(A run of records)
[BEGIN]

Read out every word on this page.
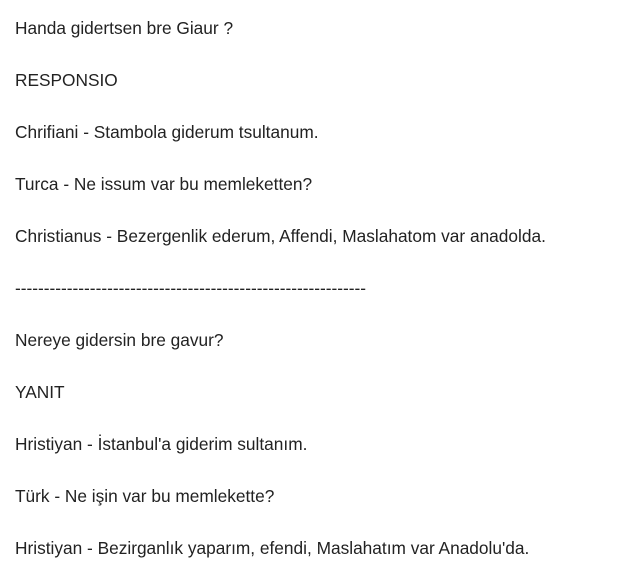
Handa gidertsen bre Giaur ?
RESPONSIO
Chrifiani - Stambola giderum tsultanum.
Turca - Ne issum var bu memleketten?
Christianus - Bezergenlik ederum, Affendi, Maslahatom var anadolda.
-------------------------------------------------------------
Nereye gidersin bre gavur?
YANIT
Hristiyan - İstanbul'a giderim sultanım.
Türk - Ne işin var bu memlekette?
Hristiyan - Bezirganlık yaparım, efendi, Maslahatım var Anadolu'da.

[END]
[BEGIN]

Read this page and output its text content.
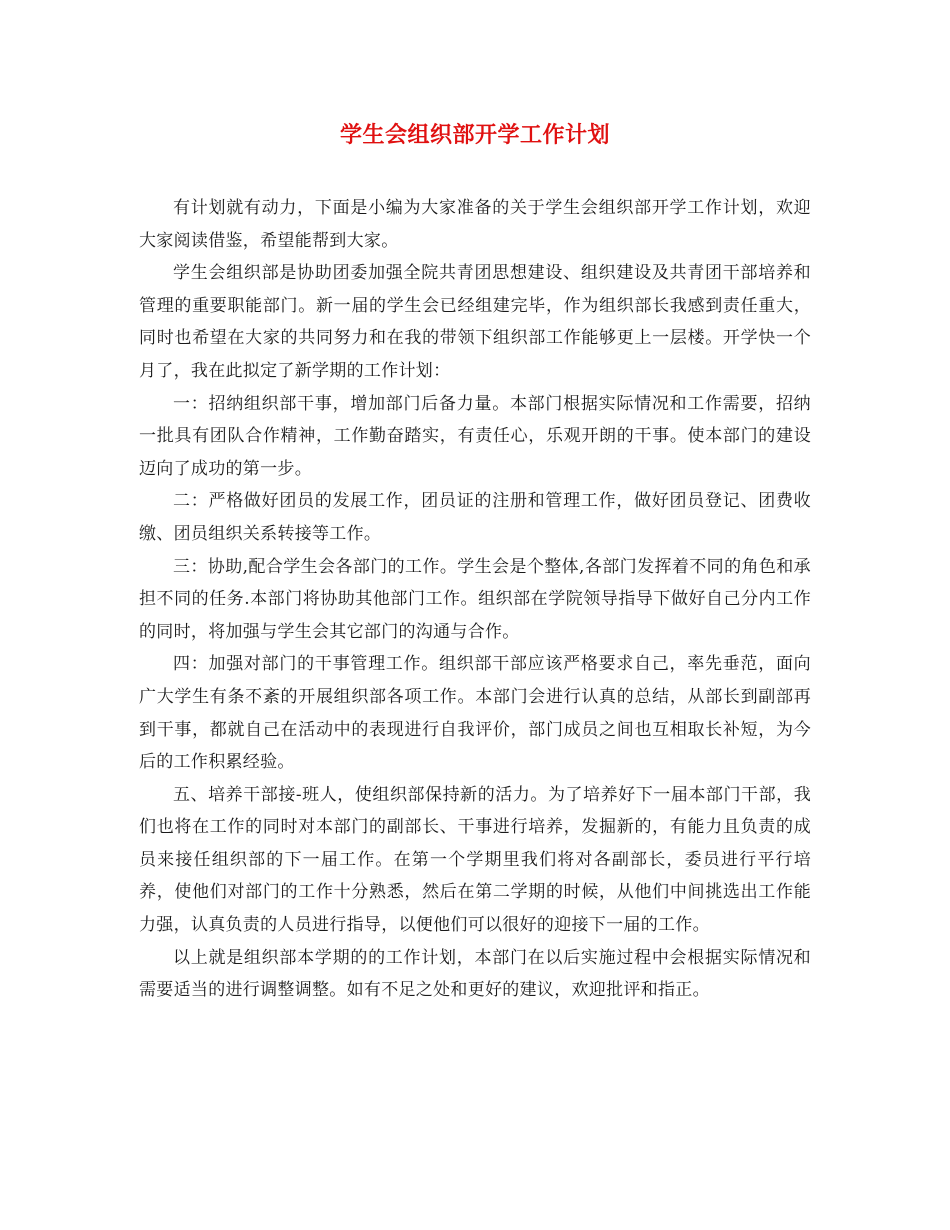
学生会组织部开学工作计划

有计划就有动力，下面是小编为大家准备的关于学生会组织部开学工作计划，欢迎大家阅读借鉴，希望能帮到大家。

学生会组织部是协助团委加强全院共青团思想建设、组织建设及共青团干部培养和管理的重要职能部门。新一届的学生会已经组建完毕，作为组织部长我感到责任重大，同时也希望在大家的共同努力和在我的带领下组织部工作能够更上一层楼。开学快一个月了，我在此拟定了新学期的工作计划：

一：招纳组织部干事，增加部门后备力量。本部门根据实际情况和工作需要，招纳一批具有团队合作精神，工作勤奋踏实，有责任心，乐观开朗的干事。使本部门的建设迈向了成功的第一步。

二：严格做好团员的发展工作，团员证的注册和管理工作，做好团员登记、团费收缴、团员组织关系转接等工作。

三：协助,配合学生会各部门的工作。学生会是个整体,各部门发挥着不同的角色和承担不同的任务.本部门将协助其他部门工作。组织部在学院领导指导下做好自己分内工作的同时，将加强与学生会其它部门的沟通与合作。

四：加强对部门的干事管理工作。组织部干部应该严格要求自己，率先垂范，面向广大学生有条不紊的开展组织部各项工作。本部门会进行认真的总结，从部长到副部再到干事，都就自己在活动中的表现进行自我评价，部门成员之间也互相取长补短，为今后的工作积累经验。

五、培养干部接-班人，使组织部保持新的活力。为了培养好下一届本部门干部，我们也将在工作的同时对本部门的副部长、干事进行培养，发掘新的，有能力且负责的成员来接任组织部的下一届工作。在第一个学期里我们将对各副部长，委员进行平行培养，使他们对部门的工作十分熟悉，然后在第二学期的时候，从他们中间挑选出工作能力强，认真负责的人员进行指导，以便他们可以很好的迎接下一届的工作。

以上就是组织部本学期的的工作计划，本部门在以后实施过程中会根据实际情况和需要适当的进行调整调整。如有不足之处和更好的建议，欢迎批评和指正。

[END]

_WHAT IS ASKED:_
Look above for every line with the word "Read" and copy it.

_TASK SOLUTION:_
Read out every word on this page.
Read this page and output its text content.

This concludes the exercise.